[Required work]:
Below are records; state how many of their lines hold the word "information", and give only the figure.

[Records from a dataset]

==============================

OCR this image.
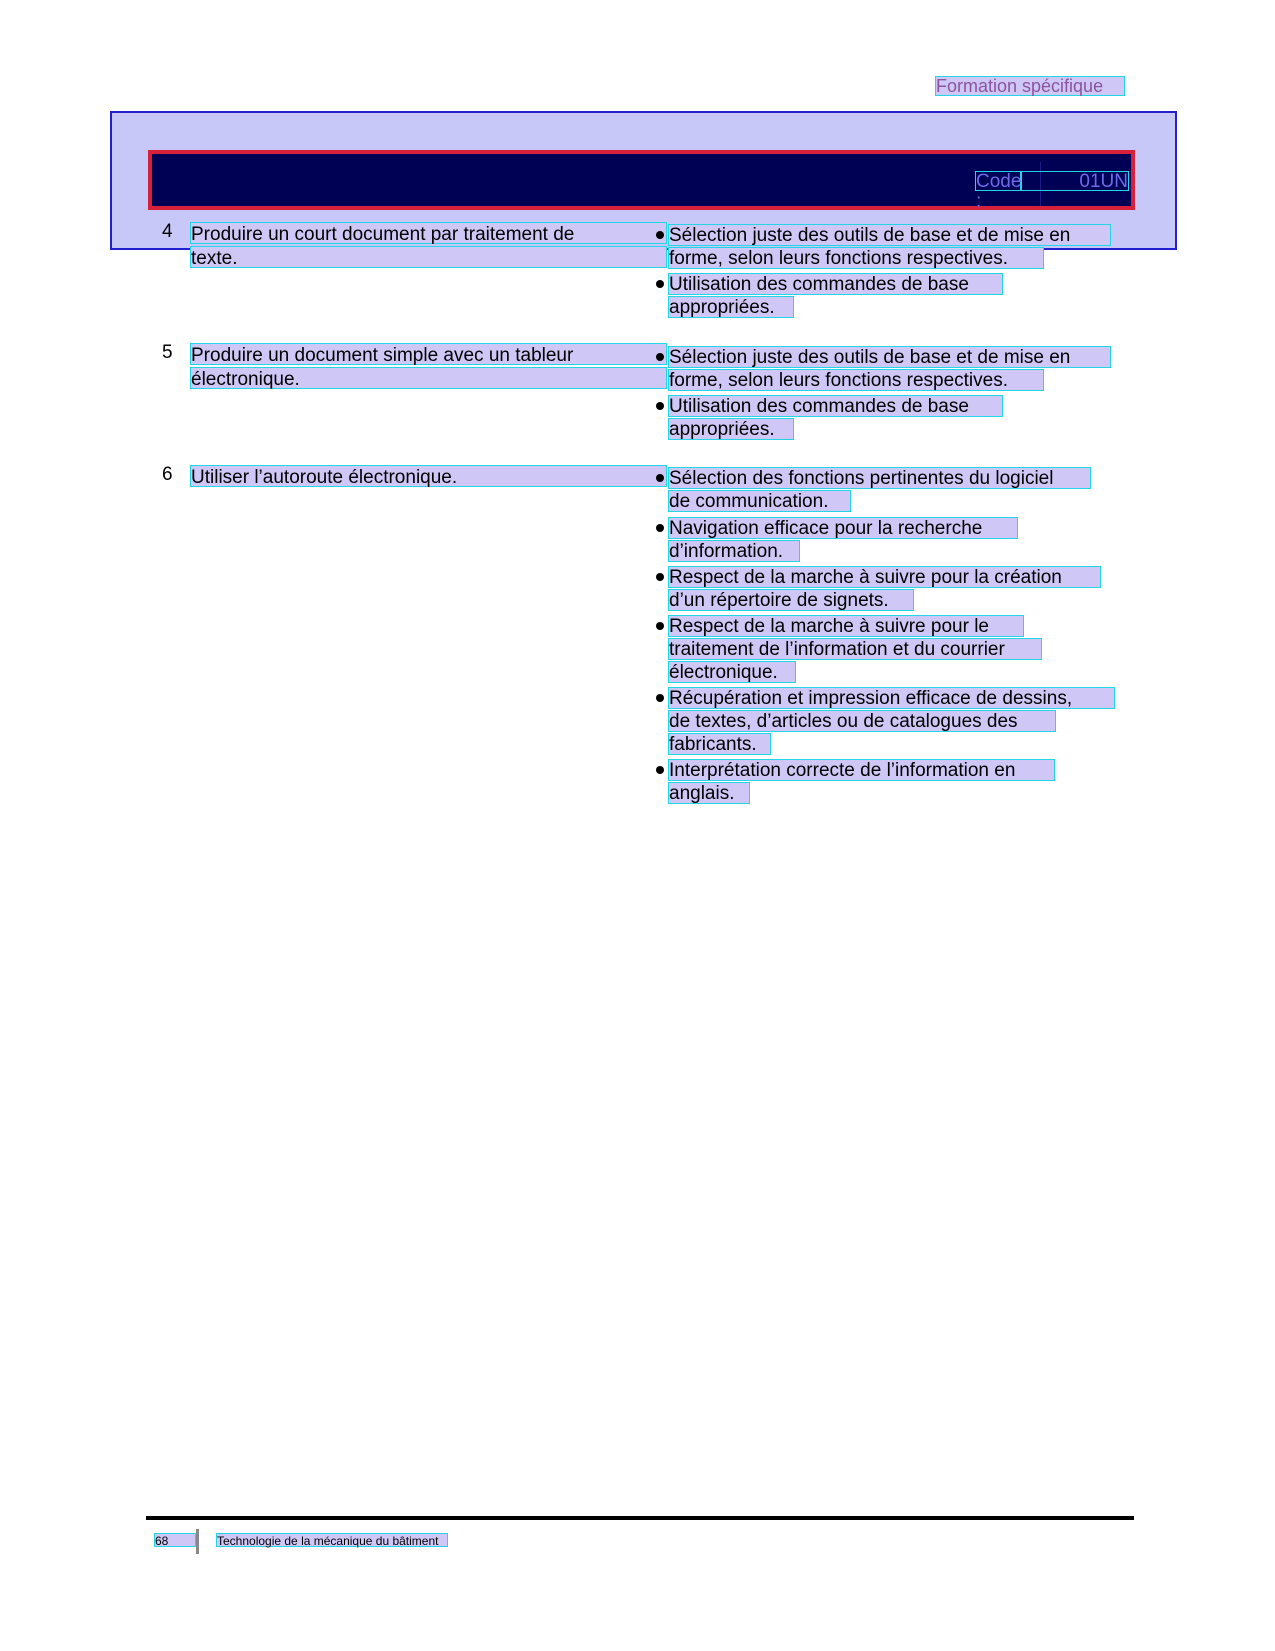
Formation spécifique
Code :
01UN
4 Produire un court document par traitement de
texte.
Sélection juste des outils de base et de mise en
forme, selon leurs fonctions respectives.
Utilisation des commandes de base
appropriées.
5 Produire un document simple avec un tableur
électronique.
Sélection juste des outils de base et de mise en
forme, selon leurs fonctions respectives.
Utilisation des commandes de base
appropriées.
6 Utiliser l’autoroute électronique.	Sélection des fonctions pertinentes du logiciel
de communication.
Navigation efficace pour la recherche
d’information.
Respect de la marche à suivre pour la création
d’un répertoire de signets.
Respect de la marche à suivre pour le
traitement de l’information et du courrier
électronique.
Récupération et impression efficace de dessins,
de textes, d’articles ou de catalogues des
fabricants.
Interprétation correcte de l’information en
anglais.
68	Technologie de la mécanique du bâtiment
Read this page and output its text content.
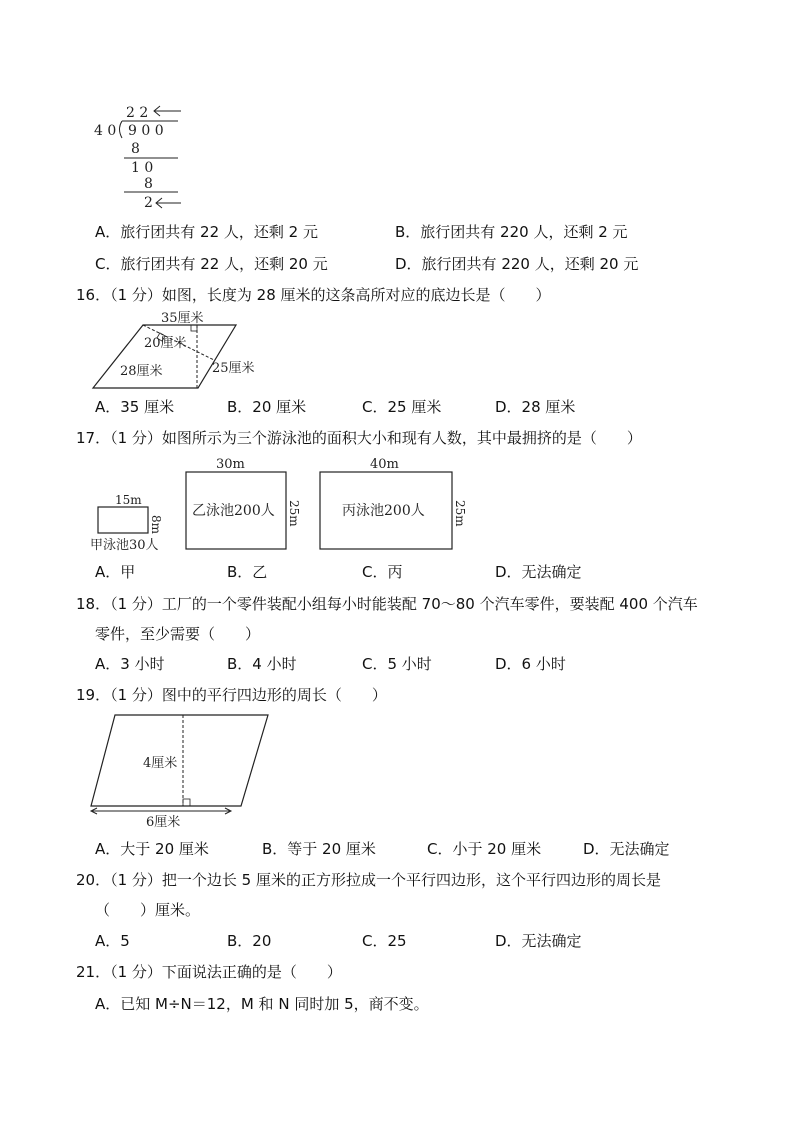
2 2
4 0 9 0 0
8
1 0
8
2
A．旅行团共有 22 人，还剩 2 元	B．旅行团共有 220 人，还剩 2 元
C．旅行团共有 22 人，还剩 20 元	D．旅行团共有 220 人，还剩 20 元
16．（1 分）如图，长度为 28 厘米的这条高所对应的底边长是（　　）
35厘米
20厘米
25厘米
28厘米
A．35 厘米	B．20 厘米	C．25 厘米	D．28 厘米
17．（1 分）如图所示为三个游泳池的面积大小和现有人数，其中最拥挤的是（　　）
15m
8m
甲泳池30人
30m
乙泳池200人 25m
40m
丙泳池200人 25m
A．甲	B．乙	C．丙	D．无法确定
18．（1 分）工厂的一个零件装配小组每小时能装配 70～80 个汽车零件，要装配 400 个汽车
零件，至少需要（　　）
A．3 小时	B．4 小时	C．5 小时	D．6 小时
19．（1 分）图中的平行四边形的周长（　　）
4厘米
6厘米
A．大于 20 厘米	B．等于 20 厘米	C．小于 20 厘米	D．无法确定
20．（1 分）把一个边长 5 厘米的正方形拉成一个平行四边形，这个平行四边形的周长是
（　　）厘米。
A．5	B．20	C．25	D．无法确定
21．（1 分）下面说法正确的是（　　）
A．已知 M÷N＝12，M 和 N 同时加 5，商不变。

==============================

[Solution to this problem]:
3